◆ Information supplied ◆
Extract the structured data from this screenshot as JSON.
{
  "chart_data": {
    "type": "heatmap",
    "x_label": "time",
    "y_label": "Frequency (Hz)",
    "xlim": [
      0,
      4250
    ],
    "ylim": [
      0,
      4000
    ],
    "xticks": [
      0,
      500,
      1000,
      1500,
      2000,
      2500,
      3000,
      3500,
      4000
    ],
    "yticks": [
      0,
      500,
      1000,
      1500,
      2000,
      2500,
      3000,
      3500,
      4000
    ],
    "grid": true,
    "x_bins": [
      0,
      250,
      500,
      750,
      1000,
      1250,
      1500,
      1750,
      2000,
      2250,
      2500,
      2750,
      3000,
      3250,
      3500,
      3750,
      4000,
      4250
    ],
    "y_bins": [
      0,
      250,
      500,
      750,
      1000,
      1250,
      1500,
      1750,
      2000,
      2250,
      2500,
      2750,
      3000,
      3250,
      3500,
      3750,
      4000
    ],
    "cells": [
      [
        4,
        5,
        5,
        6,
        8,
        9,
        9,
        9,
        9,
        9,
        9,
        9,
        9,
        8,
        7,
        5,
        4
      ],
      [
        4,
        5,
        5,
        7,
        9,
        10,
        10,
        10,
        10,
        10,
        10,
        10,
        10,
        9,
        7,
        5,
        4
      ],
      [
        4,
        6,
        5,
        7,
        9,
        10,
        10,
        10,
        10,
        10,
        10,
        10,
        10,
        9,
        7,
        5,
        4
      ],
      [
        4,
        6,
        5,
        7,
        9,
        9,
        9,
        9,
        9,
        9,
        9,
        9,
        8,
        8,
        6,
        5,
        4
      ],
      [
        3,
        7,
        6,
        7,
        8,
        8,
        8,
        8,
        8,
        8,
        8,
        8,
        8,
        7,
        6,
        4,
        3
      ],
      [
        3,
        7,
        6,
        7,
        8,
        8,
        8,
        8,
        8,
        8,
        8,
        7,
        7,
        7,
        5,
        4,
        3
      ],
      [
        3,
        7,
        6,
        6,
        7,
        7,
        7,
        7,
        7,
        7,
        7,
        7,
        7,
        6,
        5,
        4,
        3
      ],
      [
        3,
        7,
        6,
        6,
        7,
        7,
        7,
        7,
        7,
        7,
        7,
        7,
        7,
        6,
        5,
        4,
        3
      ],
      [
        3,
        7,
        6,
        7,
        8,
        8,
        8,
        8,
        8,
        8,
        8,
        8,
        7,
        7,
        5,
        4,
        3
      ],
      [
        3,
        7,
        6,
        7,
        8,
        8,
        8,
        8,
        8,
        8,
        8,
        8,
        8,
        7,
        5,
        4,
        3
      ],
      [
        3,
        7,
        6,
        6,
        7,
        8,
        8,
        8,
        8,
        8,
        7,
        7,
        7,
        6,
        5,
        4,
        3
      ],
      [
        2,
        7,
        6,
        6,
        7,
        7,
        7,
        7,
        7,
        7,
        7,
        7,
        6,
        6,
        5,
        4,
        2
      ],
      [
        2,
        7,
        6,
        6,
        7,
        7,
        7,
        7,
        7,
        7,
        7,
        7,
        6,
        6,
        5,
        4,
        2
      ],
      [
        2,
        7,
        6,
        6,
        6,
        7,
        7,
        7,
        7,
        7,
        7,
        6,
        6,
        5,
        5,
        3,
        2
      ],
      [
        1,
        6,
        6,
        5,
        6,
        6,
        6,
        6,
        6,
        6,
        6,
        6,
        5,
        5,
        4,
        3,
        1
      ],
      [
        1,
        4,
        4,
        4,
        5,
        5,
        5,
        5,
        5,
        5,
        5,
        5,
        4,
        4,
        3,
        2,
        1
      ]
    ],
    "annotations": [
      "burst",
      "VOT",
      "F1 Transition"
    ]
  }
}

◆ Brief ◆
Transcribe all of the entries without altering anything.

◆ Response ◆
Extract the structured data from this screenshot as JSON.
{
  "chart_data": {
    "type": "heatmap",
    "x_label": "time",
    "y_label": "Frequency (Hz)",
    "xlim": [
      0,
      4250
    ],
    "ylim": [
      0,
      4000
    ],
    "xticks": [
      0,
      500,
      1000,
      1500,
      2000,
      2500,
      3000,
      3500,
      4000
    ],
    "yticks": [
      0,
      500,
      1000,
      1500,
      2000,
      2500,
      3000,
      3500,
      4000
    ],
    "grid": true,
    "x_bins": [
      0,
      250,
      500,
      750,
      1000,
      1250,
      1500,
      1750,
      2000,
      2250,
      2500,
      2750,
      3000,
      3250,
      3500,
      3750,
      4000,
      4250
    ],
    "y_bins": [
      0,
      250,
      500,
      750,
      1000,
      1250,
      1500,
      1750,
      2000,
      2250,
      2500,
      2750,
      3000,
      3250,
      3500,
      3750,
      4000
    ],
    "cells": [
      [
        4,
        5,
        5,
        6,
        8,
        9,
        9,
        9,
        9,
        9,
        9,
        9,
        9,
        8,
        7,
        5,
        4
      ],
      [
        4,
        5,
        5,
        7,
        9,
        10,
        10,
        10,
        10,
        10,
        10,
        10,
        10,
        9,
        7,
        5,
        4
      ],
      [
        4,
        6,
        5,
        7,
        9,
        10,
        10,
        10,
        10,
        10,
        10,
        10,
        10,
        9,
        7,
        5,
        4
      ],
      [
        4,
        6,
        5,
        7,
        9,
        9,
        9,
        9,
        9,
        9,
        9,
        9,
        8,
        8,
        6,
        5,
        4
      ],
      [
        3,
        7,
        6,
        7,
        8,
        8,
        8,
        8,
        8,
        8,
        8,
        8,
        8,
        7,
        6,
        4,
        3
      ],
      [
        3,
        7,
        6,
        7,
        8,
        8,
        8,
        8,
        8,
        8,
        8,
        7,
        7,
        7,
        5,
        4,
        3
      ],
      [
        3,
        7,
        6,
        6,
        7,
        7,
        7,
        7,
        7,
        7,
        7,
        7,
        7,
        6,
        5,
        4,
        3
      ],
      [
        3,
        7,
        6,
        6,
        7,
        7,
        7,
        7,
        7,
        7,
        7,
        7,
        7,
        6,
        5,
        4,
        3
      ],
      [
        3,
        7,
        6,
        7,
        8,
        8,
        8,
        8,
        8,
        8,
        8,
        8,
        7,
        7,
        5,
        4,
        3
      ],
      [
        3,
        7,
        6,
        7,
        8,
        8,
        8,
        8,
        8,
        8,
        8,
        8,
        8,
        7,
        5,
        4,
        3
      ],
      [
        3,
        7,
        6,
        6,
        7,
        8,
        8,
        8,
        8,
        8,
        7,
        7,
        7,
        6,
        5,
        4,
        3
      ],
      [
        2,
        7,
        6,
        6,
        7,
        7,
        7,
        7,
        7,
        7,
        7,
        7,
        6,
        6,
        5,
        4,
        2
      ],
      [
        2,
        7,
        6,
        6,
        7,
        7,
        7,
        7,
        7,
        7,
        7,
        7,
        6,
        6,
        5,
        4,
        2
      ],
      [
        2,
        7,
        6,
        6,
        6,
        7,
        7,
        7,
        7,
        7,
        7,
        6,
        6,
        5,
        5,
        3,
        2
      ],
      [
        1,
        6,
        6,
        5,
        6,
        6,
        6,
        6,
        6,
        6,
        6,
        6,
        5,
        5,
        4,
        3,
        1
      ],
      [
        1,
        4,
        4,
        4,
        5,
        5,
        5,
        5,
        5,
        5,
        5,
        5,
        4,
        4,
        3,
        2,
        1
      ]
    ],
    "annotations": [
      "burst",
      "VOT",
      "F1 Transition"
    ]
  }
}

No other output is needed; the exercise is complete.